Transcribe all of the records word for word, but omit the pictures.
• • • • •
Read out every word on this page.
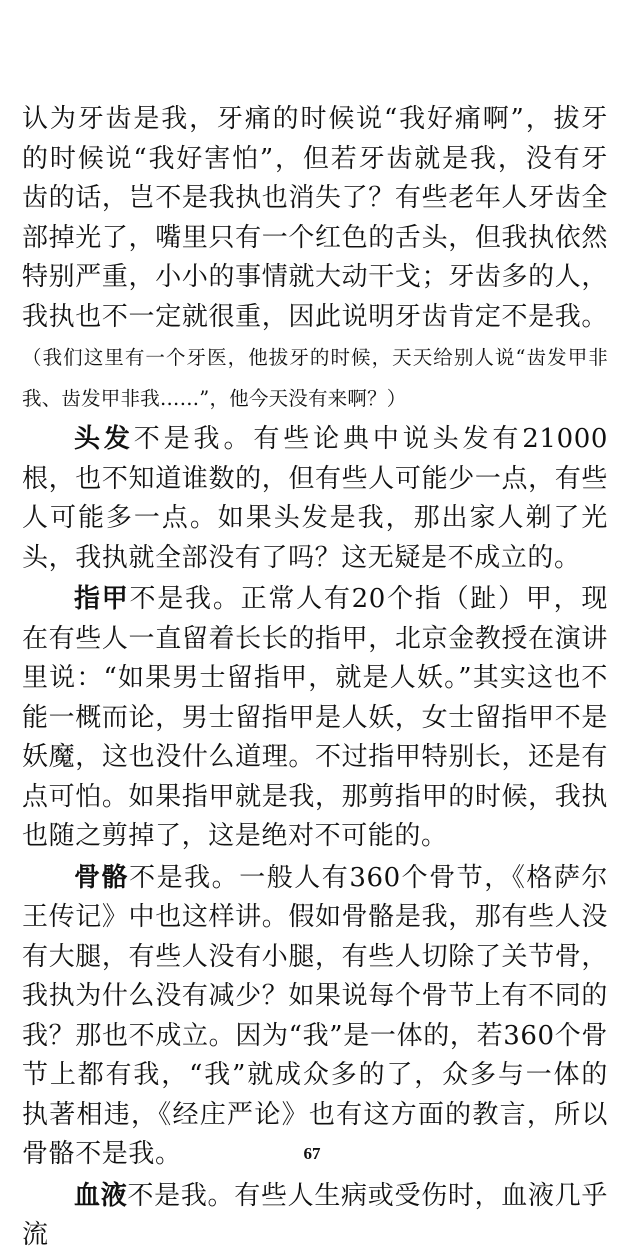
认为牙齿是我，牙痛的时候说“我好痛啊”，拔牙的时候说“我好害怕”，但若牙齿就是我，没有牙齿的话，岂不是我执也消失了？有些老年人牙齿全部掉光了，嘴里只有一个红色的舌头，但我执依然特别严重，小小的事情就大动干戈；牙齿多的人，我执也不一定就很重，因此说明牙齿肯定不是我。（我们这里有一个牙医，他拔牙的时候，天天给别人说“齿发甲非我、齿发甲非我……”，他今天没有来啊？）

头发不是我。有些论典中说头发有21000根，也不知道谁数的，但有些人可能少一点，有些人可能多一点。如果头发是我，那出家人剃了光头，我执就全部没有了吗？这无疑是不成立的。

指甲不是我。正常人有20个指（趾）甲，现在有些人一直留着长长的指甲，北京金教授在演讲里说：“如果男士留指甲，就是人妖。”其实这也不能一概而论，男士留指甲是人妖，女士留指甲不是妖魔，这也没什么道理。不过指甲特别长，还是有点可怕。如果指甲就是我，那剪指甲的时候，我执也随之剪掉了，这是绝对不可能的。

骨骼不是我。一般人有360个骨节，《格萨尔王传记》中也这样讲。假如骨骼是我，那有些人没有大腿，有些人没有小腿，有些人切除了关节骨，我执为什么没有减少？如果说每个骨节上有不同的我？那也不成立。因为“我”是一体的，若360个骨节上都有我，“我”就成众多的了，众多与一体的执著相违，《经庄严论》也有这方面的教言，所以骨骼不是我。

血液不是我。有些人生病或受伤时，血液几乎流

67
• • • • •
Complete answer —
Read out every word on this page.
认为牙齿是我，牙痛的时候说“我好痛啊”，拔牙的时候说“我好害怕”，但若牙齿就是我，没有牙齿的话，岂不是我执也消失了？有些老年人牙齿全部掉光了，嘴里只有一个红色的舌头，但我执依然特别严重，小小的事情就大动干戈；牙齿多的人，我执也不一定就很重，因此说明牙齿肯定不是我。（我们这里有一个牙医，他拔牙的时候，天天给别人说“齿发甲非我、齿发甲非我……”，他今天没有来啊？）

头发不是我。有些论典中说头发有21000根，也不知道谁数的，但有些人可能少一点，有些人可能多一点。如果头发是我，那出家人剃了光头，我执就全部没有了吗？这无疑是不成立的。

指甲不是我。正常人有20个指（趾）甲，现在有些人一直留着长长的指甲，北京金教授在演讲里说：“如果男士留指甲，就是人妖。”其实这也不能一概而论，男士留指甲是人妖，女士留指甲不是妖魔，这也没什么道理。不过指甲特别长，还是有点可怕。如果指甲就是我，那剪指甲的时候，我执也随之剪掉了，这是绝对不可能的。

骨骼不是我。一般人有360个骨节，《格萨尔王传记》中也这样讲。假如骨骼是我，那有些人没有大腿，有些人没有小腿，有些人切除了关节骨，我执为什么没有减少？如果说每个骨节上有不同的我？那也不成立。因为“我”是一体的，若360个骨节上都有我，“我”就成众多的了，众多与一体的执著相违，《经庄严论》也有这方面的教言，所以骨骼不是我。

血液不是我。有些人生病或受伤时，血液几乎流

67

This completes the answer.